* Exercise *
The records below are split into lines. How many of those lines contain the string "Stage"? Reply with the number only.

Extracted data entries:
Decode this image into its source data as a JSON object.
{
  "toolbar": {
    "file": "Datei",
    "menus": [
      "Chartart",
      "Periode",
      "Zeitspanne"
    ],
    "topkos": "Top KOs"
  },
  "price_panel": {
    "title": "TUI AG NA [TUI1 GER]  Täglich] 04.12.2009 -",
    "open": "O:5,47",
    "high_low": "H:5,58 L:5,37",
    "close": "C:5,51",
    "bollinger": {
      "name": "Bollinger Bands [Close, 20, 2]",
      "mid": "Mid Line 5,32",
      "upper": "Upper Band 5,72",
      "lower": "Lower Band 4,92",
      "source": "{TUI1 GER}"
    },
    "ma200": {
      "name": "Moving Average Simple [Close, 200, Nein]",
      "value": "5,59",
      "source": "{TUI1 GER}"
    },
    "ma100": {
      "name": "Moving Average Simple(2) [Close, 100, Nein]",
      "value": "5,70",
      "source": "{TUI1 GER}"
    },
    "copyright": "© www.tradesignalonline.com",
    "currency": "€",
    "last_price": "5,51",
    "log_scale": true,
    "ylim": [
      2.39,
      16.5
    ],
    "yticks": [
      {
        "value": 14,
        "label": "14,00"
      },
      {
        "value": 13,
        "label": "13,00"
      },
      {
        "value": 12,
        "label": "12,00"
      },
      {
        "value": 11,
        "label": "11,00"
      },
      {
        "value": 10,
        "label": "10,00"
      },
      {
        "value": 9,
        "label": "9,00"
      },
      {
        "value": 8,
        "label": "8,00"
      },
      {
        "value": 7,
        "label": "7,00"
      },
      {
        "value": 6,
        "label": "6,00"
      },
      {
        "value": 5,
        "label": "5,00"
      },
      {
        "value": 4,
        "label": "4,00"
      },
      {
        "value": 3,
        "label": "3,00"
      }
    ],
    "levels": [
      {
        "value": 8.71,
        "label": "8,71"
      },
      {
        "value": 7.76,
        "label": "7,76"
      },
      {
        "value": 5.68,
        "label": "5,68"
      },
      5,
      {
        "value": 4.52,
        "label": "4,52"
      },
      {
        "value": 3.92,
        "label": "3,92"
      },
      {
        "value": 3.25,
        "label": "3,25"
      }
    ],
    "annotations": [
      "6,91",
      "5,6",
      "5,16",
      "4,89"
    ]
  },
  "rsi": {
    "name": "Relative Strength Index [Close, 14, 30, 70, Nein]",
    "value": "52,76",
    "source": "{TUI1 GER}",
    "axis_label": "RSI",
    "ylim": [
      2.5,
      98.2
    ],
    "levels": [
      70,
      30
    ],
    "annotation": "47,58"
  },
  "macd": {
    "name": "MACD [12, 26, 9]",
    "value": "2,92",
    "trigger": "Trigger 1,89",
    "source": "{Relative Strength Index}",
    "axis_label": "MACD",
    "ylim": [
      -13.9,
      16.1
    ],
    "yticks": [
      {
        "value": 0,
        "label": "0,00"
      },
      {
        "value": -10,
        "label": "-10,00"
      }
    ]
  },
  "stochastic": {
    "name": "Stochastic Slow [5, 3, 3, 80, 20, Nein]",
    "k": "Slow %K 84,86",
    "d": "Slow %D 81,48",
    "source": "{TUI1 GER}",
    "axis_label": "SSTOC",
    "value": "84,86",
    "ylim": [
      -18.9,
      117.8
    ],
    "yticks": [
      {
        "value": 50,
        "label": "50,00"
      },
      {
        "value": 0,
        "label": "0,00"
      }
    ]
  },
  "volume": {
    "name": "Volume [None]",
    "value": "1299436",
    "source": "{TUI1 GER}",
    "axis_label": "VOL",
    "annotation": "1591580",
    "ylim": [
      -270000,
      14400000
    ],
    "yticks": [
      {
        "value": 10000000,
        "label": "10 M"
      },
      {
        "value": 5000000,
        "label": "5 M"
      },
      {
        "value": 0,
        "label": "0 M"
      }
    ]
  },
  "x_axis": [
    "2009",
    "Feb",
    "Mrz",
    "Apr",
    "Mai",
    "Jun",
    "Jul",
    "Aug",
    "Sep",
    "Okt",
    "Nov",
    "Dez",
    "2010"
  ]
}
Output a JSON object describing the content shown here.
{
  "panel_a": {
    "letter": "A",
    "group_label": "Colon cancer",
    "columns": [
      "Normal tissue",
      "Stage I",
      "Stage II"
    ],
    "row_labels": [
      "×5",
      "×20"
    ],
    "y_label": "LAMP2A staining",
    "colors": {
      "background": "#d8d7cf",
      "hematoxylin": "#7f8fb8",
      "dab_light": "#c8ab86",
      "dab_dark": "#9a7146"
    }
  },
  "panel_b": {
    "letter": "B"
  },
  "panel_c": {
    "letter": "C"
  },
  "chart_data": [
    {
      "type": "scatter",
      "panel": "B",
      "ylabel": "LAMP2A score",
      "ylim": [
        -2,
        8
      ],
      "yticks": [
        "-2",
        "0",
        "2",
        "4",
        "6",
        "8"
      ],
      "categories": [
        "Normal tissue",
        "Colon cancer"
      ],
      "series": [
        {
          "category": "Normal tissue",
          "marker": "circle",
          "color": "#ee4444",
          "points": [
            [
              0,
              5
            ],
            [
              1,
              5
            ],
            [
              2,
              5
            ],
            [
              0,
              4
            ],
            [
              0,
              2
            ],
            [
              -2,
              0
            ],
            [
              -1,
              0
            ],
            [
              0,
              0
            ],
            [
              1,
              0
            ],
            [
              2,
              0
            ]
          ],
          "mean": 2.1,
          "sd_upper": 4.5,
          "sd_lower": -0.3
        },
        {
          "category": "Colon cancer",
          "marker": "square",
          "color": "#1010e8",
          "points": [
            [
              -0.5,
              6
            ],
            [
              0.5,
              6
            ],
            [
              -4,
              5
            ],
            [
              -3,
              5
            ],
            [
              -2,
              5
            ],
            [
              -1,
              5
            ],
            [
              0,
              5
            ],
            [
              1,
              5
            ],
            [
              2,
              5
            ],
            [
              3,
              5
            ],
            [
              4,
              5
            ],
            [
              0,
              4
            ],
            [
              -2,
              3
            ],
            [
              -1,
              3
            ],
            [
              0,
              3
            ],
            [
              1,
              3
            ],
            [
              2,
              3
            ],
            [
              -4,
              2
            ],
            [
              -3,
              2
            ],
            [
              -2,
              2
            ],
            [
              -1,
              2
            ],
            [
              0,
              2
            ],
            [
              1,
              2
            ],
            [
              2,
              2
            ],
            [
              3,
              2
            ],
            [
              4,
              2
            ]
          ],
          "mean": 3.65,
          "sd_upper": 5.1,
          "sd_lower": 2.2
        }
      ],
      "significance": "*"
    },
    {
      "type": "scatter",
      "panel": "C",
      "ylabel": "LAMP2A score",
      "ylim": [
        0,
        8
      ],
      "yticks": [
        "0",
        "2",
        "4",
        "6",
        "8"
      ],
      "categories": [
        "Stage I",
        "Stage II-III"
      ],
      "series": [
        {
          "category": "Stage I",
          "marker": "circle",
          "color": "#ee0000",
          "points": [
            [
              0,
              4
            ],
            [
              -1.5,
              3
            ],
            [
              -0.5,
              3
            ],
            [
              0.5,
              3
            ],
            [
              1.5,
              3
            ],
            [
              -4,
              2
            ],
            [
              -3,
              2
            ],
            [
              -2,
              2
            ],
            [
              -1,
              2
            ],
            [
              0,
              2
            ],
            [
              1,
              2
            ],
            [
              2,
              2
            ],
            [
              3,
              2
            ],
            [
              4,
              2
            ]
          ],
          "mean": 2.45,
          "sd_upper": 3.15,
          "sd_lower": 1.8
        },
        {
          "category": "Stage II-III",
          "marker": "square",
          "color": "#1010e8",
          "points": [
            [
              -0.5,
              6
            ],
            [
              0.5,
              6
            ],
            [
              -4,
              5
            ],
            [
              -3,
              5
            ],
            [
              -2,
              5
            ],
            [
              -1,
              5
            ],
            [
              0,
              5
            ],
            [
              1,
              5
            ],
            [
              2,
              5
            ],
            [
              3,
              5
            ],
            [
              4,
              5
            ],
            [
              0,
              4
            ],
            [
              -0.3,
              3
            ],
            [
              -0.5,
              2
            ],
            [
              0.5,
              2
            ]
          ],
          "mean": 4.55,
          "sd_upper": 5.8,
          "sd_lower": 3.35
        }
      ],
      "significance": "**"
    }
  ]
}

* Written answer *
6